Dataset records:
::::::::

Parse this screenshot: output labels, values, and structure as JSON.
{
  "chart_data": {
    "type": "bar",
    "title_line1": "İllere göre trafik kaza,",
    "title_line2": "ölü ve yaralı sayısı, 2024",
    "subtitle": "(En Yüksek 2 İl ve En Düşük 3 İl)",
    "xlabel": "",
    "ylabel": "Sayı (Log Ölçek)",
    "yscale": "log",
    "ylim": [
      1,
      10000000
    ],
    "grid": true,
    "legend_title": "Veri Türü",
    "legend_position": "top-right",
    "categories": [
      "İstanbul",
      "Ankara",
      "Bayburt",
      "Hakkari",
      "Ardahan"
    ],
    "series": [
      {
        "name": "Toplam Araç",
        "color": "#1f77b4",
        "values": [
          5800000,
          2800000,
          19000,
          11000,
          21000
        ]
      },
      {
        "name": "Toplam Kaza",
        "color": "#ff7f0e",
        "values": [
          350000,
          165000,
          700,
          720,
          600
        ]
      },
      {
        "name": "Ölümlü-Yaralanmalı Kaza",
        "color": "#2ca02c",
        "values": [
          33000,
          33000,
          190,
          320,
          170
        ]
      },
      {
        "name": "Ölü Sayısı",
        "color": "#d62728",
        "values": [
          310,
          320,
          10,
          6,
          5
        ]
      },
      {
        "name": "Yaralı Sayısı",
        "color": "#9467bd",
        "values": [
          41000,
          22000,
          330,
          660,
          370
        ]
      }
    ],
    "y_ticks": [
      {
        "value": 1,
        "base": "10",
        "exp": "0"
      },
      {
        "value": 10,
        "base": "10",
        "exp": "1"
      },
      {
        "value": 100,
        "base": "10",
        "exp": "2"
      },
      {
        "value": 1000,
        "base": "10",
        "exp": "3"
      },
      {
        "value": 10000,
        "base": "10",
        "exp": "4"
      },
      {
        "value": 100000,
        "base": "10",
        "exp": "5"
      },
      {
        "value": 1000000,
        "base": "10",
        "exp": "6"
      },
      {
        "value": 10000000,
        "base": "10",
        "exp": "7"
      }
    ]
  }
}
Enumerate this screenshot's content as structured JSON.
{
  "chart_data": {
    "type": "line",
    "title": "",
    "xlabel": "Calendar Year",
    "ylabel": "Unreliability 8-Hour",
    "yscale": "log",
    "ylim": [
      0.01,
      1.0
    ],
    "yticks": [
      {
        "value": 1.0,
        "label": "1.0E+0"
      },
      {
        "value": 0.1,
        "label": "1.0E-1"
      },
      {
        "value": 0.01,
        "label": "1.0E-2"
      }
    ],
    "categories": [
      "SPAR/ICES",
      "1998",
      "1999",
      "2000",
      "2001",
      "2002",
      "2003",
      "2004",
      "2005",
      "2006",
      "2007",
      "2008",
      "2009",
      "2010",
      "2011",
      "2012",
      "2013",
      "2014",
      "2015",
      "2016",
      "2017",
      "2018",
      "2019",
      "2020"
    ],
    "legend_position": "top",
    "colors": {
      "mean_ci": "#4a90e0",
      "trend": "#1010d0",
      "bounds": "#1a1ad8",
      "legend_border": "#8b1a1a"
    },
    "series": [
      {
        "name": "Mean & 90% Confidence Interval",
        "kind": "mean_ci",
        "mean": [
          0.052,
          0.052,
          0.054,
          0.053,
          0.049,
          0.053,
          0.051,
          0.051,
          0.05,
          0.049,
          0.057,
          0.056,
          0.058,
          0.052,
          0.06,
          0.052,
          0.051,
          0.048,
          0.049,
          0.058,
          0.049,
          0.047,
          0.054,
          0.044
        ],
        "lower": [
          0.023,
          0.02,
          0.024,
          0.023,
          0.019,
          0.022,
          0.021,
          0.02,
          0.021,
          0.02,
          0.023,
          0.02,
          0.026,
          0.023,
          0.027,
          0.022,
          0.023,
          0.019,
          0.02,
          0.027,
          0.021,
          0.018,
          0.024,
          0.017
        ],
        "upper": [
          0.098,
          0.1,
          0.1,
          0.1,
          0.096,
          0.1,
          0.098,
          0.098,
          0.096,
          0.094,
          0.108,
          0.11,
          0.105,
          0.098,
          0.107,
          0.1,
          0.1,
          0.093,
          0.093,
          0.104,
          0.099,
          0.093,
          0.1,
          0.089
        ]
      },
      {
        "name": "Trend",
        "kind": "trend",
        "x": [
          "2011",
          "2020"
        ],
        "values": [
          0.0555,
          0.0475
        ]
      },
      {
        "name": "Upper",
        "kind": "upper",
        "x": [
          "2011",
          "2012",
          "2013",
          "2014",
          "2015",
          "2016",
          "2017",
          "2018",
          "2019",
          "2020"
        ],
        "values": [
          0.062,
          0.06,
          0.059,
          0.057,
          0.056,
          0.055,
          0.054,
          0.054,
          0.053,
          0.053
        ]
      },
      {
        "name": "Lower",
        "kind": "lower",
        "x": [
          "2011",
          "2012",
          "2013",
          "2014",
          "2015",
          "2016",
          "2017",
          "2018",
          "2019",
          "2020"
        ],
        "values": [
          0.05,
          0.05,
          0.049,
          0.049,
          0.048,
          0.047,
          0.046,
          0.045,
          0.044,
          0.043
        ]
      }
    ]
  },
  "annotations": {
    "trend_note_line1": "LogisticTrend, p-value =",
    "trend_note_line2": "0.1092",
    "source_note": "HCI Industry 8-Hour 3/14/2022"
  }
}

::::::::

▶ _What is expected_
Extract every entry in the listing word for word.

▶ _Answer to this exercise_
Parse this screenshot: output labels, values, and structure as JSON.
{
  "chart_data": {
    "type": "bar",
    "title_line1": "İllere göre trafik kaza,",
    "title_line2": "ölü ve yaralı sayısı, 2024",
    "subtitle": "(En Yüksek 2 İl ve En Düşük 3 İl)",
    "xlabel": "",
    "ylabel": "Sayı (Log Ölçek)",
    "yscale": "log",
    "ylim": [
      1,
      10000000
    ],
    "grid": true,
    "legend_title": "Veri Türü",
    "legend_position": "top-right",
    "categories": [
      "İstanbul",
      "Ankara",
      "Bayburt",
      "Hakkari",
      "Ardahan"
    ],
    "series": [
      {
        "name": "Toplam Araç",
        "color": "#1f77b4",
        "values": [
          5800000,
          2800000,
          19000,
          11000,
          21000
        ]
      },
      {
        "name": "Toplam Kaza",
        "color": "#ff7f0e",
        "values": [
          350000,
          165000,
          700,
          720,
          600
        ]
      },
      {
        "name": "Ölümlü-Yaralanmalı Kaza",
        "color": "#2ca02c",
        "values": [
          33000,
          33000,
          190,
          320,
          170
        ]
      },
      {
        "name": "Ölü Sayısı",
        "color": "#d62728",
        "values": [
          310,
          320,
          10,
          6,
          5
        ]
      },
      {
        "name": "Yaralı Sayısı",
        "color": "#9467bd",
        "values": [
          41000,
          22000,
          330,
          660,
          370
        ]
      }
    ],
    "y_ticks": [
      {
        "value": 1,
        "base": "10",
        "exp": "0"
      },
      {
        "value": 10,
        "base": "10",
        "exp": "1"
      },
      {
        "value": 100,
        "base": "10",
        "exp": "2"
      },
      {
        "value": 1000,
        "base": "10",
        "exp": "3"
      },
      {
        "value": 10000,
        "base": "10",
        "exp": "4"
      },
      {
        "value": 100000,
        "base": "10",
        "exp": "5"
      },
      {
        "value": 1000000,
        "base": "10",
        "exp": "6"
      },
      {
        "value": 10000000,
        "base": "10",
        "exp": "7"
      }
    ]
  }
}
Enumerate this screenshot's content as structured JSON.
{
  "chart_data": {
    "type": "line",
    "title": "",
    "xlabel": "Calendar Year",
    "ylabel": "Unreliability 8-Hour",
    "yscale": "log",
    "ylim": [
      0.01,
      1.0
    ],
    "yticks": [
      {
        "value": 1.0,
        "label": "1.0E+0"
      },
      {
        "value": 0.1,
        "label": "1.0E-1"
      },
      {
        "value": 0.01,
        "label": "1.0E-2"
      }
    ],
    "categories": [
      "SPAR/ICES",
      "1998",
      "1999",
      "2000",
      "2001",
      "2002",
      "2003",
      "2004",
      "2005",
      "2006",
      "2007",
      "2008",
      "2009",
      "2010",
      "2011",
      "2012",
      "2013",
      "2014",
      "2015",
      "2016",
      "2017",
      "2018",
      "2019",
      "2020"
    ],
    "legend_position": "top",
    "colors": {
      "mean_ci": "#4a90e0",
      "trend": "#1010d0",
      "bounds": "#1a1ad8",
      "legend_border": "#8b1a1a"
    },
    "series": [
      {
        "name": "Mean & 90% Confidence Interval",
        "kind": "mean_ci",
        "mean": [
          0.052,
          0.052,
          0.054,
          0.053,
          0.049,
          0.053,
          0.051,
          0.051,
          0.05,
          0.049,
          0.057,
          0.056,
          0.058,
          0.052,
          0.06,
          0.052,
          0.051,
          0.048,
          0.049,
          0.058,
          0.049,
          0.047,
          0.054,
          0.044
        ],
        "lower": [
          0.023,
          0.02,
          0.024,
          0.023,
          0.019,
          0.022,
          0.021,
          0.02,
          0.021,
          0.02,
          0.023,
          0.02,
          0.026,
          0.023,
          0.027,
          0.022,
          0.023,
          0.019,
          0.02,
          0.027,
          0.021,
          0.018,
          0.024,
          0.017
        ],
        "upper": [
          0.098,
          0.1,
          0.1,
          0.1,
          0.096,
          0.1,
          0.098,
          0.098,
          0.096,
          0.094,
          0.108,
          0.11,
          0.105,
          0.098,
          0.107,
          0.1,
          0.1,
          0.093,
          0.093,
          0.104,
          0.099,
          0.093,
          0.1,
          0.089
        ]
      },
      {
        "name": "Trend",
        "kind": "trend",
        "x": [
          "2011",
          "2020"
        ],
        "values": [
          0.0555,
          0.0475
        ]
      },
      {
        "name": "Upper",
        "kind": "upper",
        "x": [
          "2011",
          "2012",
          "2013",
          "2014",
          "2015",
          "2016",
          "2017",
          "2018",
          "2019",
          "2020"
        ],
        "values": [
          0.062,
          0.06,
          0.059,
          0.057,
          0.056,
          0.055,
          0.054,
          0.054,
          0.053,
          0.053
        ]
      },
      {
        "name": "Lower",
        "kind": "lower",
        "x": [
          "2011",
          "2012",
          "2013",
          "2014",
          "2015",
          "2016",
          "2017",
          "2018",
          "2019",
          "2020"
        ],
        "values": [
          0.05,
          0.05,
          0.049,
          0.049,
          0.048,
          0.047,
          0.046,
          0.045,
          0.044,
          0.043
        ]
      }
    ]
  },
  "annotations": {
    "trend_note_line1": "LogisticTrend, p-value =",
    "trend_note_line2": "0.1092",
    "source_note": "HCI Industry 8-Hour 3/14/2022"
  }
}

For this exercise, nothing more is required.